= The exercise =
Every record should be copied exactly, except that pictures are to be omitted.
==================================================
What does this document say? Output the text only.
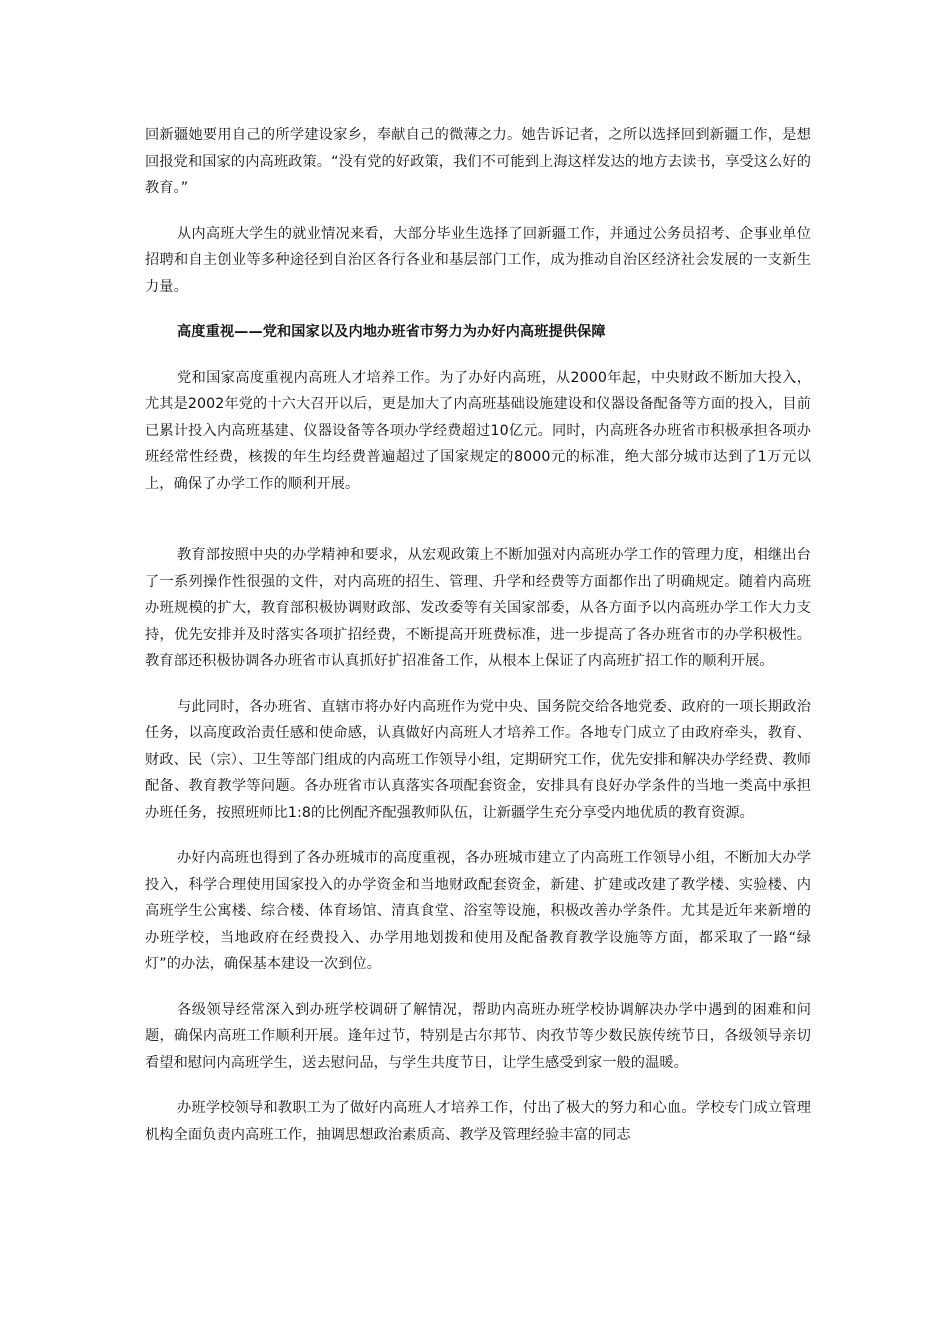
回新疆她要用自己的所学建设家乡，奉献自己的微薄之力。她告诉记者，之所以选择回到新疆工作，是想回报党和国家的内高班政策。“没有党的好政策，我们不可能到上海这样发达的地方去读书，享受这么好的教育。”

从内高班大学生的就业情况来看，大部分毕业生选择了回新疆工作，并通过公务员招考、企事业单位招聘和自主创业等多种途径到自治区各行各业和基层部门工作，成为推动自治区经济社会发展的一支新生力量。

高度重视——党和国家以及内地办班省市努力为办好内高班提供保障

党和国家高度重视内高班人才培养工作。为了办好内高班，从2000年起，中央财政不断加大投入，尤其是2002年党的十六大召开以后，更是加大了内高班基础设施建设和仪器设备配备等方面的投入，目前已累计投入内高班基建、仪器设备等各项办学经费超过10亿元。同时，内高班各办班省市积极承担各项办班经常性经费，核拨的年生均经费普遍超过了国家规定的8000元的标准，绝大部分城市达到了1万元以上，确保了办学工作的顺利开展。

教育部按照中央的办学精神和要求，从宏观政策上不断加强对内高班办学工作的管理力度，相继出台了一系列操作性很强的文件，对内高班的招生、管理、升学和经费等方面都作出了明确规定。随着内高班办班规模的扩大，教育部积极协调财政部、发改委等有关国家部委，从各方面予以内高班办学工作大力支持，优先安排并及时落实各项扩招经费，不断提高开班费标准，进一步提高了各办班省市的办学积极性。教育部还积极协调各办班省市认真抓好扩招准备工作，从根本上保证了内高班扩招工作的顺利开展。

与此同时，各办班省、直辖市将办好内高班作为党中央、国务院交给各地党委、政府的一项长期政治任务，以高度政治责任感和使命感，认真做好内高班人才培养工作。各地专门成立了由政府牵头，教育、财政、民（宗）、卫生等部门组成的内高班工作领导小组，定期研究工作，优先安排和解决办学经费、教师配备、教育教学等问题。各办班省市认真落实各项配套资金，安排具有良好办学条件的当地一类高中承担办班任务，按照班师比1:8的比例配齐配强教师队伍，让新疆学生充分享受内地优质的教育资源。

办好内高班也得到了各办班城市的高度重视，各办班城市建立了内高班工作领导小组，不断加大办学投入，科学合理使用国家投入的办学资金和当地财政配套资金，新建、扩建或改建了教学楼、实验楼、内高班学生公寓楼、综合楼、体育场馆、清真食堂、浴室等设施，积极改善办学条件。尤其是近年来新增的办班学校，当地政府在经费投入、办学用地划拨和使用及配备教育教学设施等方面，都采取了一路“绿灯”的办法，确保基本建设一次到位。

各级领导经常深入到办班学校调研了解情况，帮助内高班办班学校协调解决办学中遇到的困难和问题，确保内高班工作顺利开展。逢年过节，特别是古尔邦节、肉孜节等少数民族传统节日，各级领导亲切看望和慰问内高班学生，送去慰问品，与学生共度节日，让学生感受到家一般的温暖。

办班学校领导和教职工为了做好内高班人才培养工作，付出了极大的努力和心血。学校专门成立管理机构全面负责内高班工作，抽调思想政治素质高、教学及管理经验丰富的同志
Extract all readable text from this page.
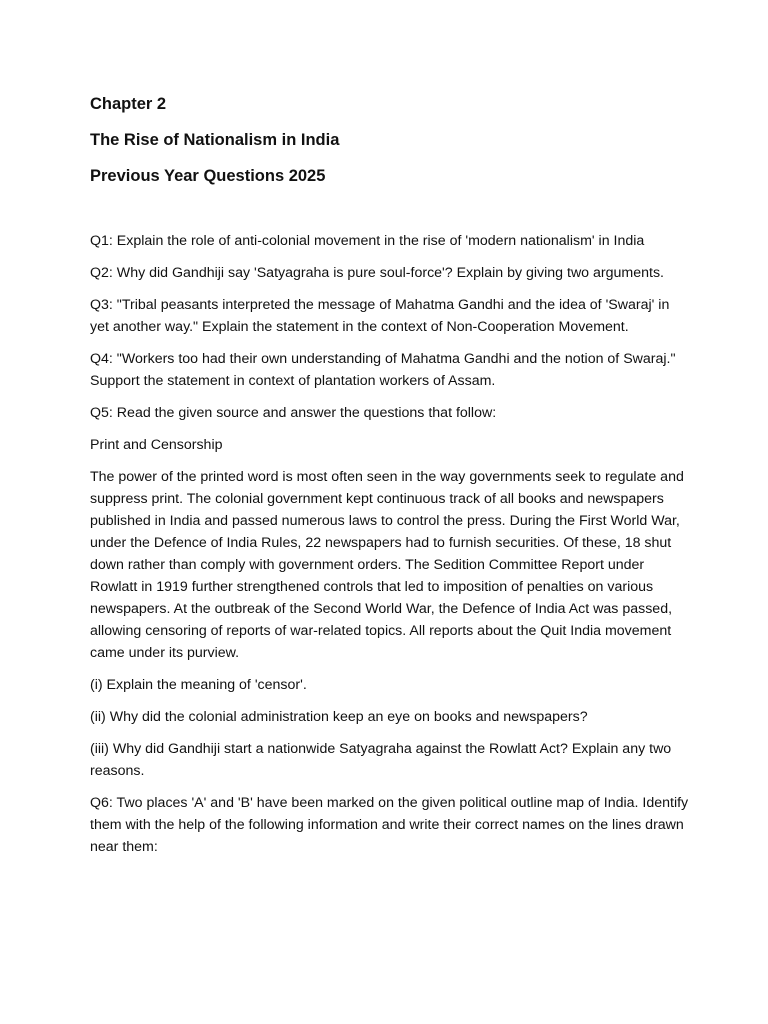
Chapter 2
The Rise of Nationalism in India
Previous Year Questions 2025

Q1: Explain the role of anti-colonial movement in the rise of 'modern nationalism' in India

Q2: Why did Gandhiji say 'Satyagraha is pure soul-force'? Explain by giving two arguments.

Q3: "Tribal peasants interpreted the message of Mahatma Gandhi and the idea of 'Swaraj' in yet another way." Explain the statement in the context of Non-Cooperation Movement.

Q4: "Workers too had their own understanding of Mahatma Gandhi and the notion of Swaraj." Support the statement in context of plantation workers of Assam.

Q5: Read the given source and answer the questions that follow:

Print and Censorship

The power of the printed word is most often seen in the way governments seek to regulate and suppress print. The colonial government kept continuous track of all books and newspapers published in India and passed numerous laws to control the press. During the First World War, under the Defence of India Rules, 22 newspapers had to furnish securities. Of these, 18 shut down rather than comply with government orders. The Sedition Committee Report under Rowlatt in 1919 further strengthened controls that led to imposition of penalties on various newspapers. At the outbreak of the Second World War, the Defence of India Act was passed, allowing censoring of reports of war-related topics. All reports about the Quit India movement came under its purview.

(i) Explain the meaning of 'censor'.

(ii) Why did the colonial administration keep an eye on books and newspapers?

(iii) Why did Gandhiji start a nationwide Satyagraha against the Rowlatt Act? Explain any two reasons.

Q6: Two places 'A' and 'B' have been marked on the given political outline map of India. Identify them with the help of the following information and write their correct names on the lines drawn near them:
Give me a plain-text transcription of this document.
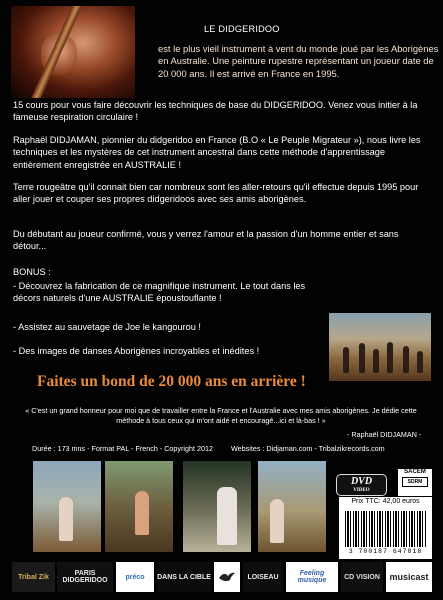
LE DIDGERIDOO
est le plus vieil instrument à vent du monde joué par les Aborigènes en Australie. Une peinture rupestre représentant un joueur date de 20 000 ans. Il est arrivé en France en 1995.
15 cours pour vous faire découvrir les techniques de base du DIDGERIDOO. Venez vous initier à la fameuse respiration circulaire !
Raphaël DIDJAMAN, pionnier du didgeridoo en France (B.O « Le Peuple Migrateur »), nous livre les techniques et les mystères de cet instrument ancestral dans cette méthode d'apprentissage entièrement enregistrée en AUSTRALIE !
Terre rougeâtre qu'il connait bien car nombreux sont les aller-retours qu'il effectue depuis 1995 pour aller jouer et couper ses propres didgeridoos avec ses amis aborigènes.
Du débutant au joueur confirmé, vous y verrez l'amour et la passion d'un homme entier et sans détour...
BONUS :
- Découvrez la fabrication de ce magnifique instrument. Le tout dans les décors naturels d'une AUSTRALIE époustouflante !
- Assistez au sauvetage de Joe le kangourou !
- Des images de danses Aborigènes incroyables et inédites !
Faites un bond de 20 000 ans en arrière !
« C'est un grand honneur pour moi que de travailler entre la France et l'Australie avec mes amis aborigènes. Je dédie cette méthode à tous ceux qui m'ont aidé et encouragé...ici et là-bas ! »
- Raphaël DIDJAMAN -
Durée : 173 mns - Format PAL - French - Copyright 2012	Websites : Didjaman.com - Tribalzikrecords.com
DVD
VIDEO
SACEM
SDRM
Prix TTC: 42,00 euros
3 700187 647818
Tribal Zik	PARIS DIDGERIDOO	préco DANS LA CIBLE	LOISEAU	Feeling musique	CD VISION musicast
==================================================
= Right answer =
What does this document say? Output the text only.
回新疆她要用自己的所学建设家乡，奉献自己的微薄之力。她告诉记者，之所以选择回到新疆工作，是想回报党和国家的内高班政策。“没有党的好政策，我们不可能到上海这样发达的地方去读书，享受这么好的教育。”

从内高班大学生的就业情况来看，大部分毕业生选择了回新疆工作，并通过公务员招考、企事业单位招聘和自主创业等多种途径到自治区各行各业和基层部门工作，成为推动自治区经济社会发展的一支新生力量。

高度重视——党和国家以及内地办班省市努力为办好内高班提供保障

党和国家高度重视内高班人才培养工作。为了办好内高班，从2000年起，中央财政不断加大投入，尤其是2002年党的十六大召开以后，更是加大了内高班基础设施建设和仪器设备配备等方面的投入，目前已累计投入内高班基建、仪器设备等各项办学经费超过10亿元。同时，内高班各办班省市积极承担各项办班经常性经费，核拨的年生均经费普遍超过了国家规定的8000元的标准，绝大部分城市达到了1万元以上，确保了办学工作的顺利开展。

教育部按照中央的办学精神和要求，从宏观政策上不断加强对内高班办学工作的管理力度，相继出台了一系列操作性很强的文件，对内高班的招生、管理、升学和经费等方面都作出了明确规定。随着内高班办班规模的扩大，教育部积极协调财政部、发改委等有关国家部委，从各方面予以内高班办学工作大力支持，优先安排并及时落实各项扩招经费，不断提高开班费标准，进一步提高了各办班省市的办学积极性。教育部还积极协调各办班省市认真抓好扩招准备工作，从根本上保证了内高班扩招工作的顺利开展。

与此同时，各办班省、直辖市将办好内高班作为党中央、国务院交给各地党委、政府的一项长期政治任务，以高度政治责任感和使命感，认真做好内高班人才培养工作。各地专门成立了由政府牵头，教育、财政、民（宗）、卫生等部门组成的内高班工作领导小组，定期研究工作，优先安排和解决办学经费、教师配备、教育教学等问题。各办班省市认真落实各项配套资金，安排具有良好办学条件的当地一类高中承担办班任务，按照班师比1:8的比例配齐配强教师队伍，让新疆学生充分享受内地优质的教育资源。

办好内高班也得到了各办班城市的高度重视，各办班城市建立了内高班工作领导小组，不断加大办学投入，科学合理使用国家投入的办学资金和当地财政配套资金，新建、扩建或改建了教学楼、实验楼、内高班学生公寓楼、综合楼、体育场馆、清真食堂、浴室等设施，积极改善办学条件。尤其是近年来新增的办班学校，当地政府在经费投入、办学用地划拨和使用及配备教育教学设施等方面，都采取了一路“绿灯”的办法，确保基本建设一次到位。

各级领导经常深入到办班学校调研了解情况，帮助内高班办班学校协调解决办学中遇到的困难和问题，确保内高班工作顺利开展。逢年过节，特别是古尔邦节、肉孜节等少数民族传统节日，各级领导亲切看望和慰问内高班学生，送去慰问品，与学生共度节日，让学生感受到家一般的温暖。

办班学校领导和教职工为了做好内高班人才培养工作，付出了极大的努力和心血。学校专门成立管理机构全面负责内高班工作，抽调思想政治素质高、教学及管理经验丰富的同志
Extract all readable text from this page.
Chapter 2
The Rise of Nationalism in India
Previous Year Questions 2025

Q1: Explain the role of anti-colonial movement in the rise of 'modern nationalism' in India

Q2: Why did Gandhiji say 'Satyagraha is pure soul-force'? Explain by giving two arguments.

Q3: "Tribal peasants interpreted the message of Mahatma Gandhi and the idea of 'Swaraj' in yet another way." Explain the statement in the context of Non-Cooperation Movement.

Q4: "Workers too had their own understanding of Mahatma Gandhi and the notion of Swaraj." Support the statement in context of plantation workers of Assam.

Q5: Read the given source and answer the questions that follow:

Print and Censorship

The power of the printed word is most often seen in the way governments seek to regulate and suppress print. The colonial government kept continuous track of all books and newspapers published in India and passed numerous laws to control the press. During the First World War, under the Defence of India Rules, 22 newspapers had to furnish securities. Of these, 18 shut down rather than comply with government orders. The Sedition Committee Report under Rowlatt in 1919 further strengthened controls that led to imposition of penalties on various newspapers. At the outbreak of the Second World War, the Defence of India Act was passed, allowing censoring of reports of war-related topics. All reports about the Quit India movement came under its purview.

(i) Explain the meaning of 'censor'.

(ii) Why did the colonial administration keep an eye on books and newspapers?

(iii) Why did Gandhiji start a nationwide Satyagraha against the Rowlatt Act? Explain any two reasons.

Q6: Two places 'A' and 'B' have been marked on the given political outline map of India. Identify them with the help of the following information and write their correct names on the lines drawn near them:
Give me a plain-text transcription of this document.
LE DIDGERIDOO
est le plus vieil instrument à vent du monde joué par les Aborigènes en Australie. Une peinture rupestre représentant un joueur date de 20 000 ans. Il est arrivé en France en 1995.
15 cours pour vous faire découvrir les techniques de base du DIDGERIDOO. Venez vous initier à la fameuse respiration circulaire !
Raphaël DIDJAMAN, pionnier du didgeridoo en France (B.O « Le Peuple Migrateur »), nous livre les techniques et les mystères de cet instrument ancestral dans cette méthode d'apprentissage entièrement enregistrée en AUSTRALIE !
Terre rougeâtre qu'il connait bien car nombreux sont les aller-retours qu'il effectue depuis 1995 pour aller jouer et couper ses propres didgeridoos avec ses amis aborigènes.
Du débutant au joueur confirmé, vous y verrez l'amour et la passion d'un homme entier et sans détour...
BONUS :
- Découvrez la fabrication de ce magnifique instrument. Le tout dans les décors naturels d'une AUSTRALIE époustouflante !
- Assistez au sauvetage de Joe le kangourou !
- Des images de danses Aborigènes incroyables et inédites !
Faites un bond de 20 000 ans en arrière !
« C'est un grand honneur pour moi que de travailler entre la France et l'Australie avec mes amis aborigènes. Je dédie cette méthode à tous ceux qui m'ont aidé et encouragé...ici et là-bas ! »
- Raphaël DIDJAMAN -
Durée : 173 mns - Format PAL - French - Copyright 2012	Websites : Didjaman.com - Tribalzikrecords.com
DVD
VIDEO
SACEM
SDRM
Prix TTC: 42,00 euros
3 700187 647818
Tribal Zik	PARIS DIDGERIDOO	préco DANS LA CIBLE	LOISEAU	Feeling musique	CD VISION musicast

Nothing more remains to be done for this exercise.